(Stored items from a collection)
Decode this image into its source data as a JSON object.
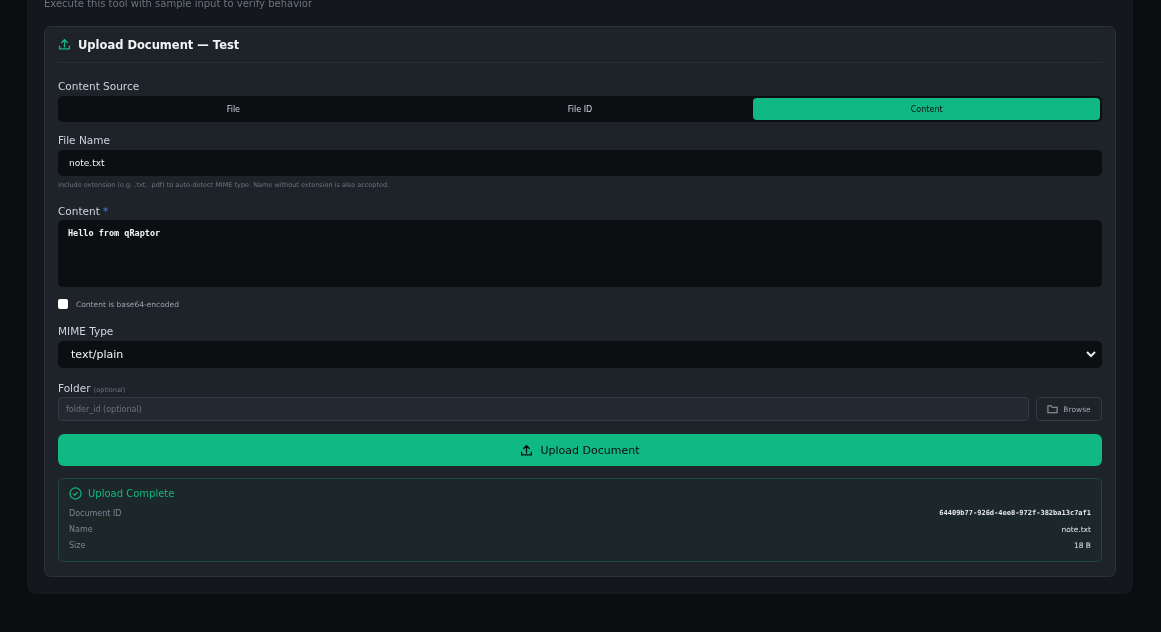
{
  "subtitle": "Execute this tool with sample input to verify behavior",
  "card": {
    "title": "Upload Document — Test"
  },
  "content_source": {
    "label": "Content Source",
    "tabs": [
      {
        "label": "File",
        "selected": false
      },
      {
        "label": "File ID",
        "selected": false
      },
      {
        "label": "Content",
        "selected": true
      }
    ]
  },
  "file_name": {
    "label": "File Name",
    "value": "note.txt",
    "help": "Include extension (e.g. .txt, .pdf) to auto-detect MIME type. Name without extension is also accepted."
  },
  "content": {
    "label": "Content",
    "required_mark": "*",
    "value": "Hello from qRaptor"
  },
  "base64": {
    "label": "Content is base64-encoded",
    "checked": false
  },
  "mime_type": {
    "label": "MIME Type",
    "value": "text/plain"
  },
  "folder": {
    "label": "Folder",
    "hint": "(optional)",
    "placeholder": "folder_id (optional)",
    "browse": "Browse"
  },
  "upload_button": "Upload Document",
  "result": {
    "title": "Upload Complete",
    "rows": [
      {
        "label": "Document ID",
        "value": "64409b77-926d-4ee8-972f-382ba13c7af1",
        "kind": "mono"
      },
      {
        "label": "Name",
        "value": "note.txt",
        "kind": "text"
      },
      {
        "label": "Size",
        "value": "18 B",
        "kind": "text"
      }
    ]
  }
}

# EXERCISE OBJECTIVE
List all lines in the material containing the string "value".

# ANSWER TO THIS PROBLEM
    "value": "note.txt",
    "value": "Hello from qRaptor"
    "value": "text/plain"
        "value": "64409b77-926d-4ee8-972f-382ba13c7af1",
        "value": "note.txt",
        "value": "18 B",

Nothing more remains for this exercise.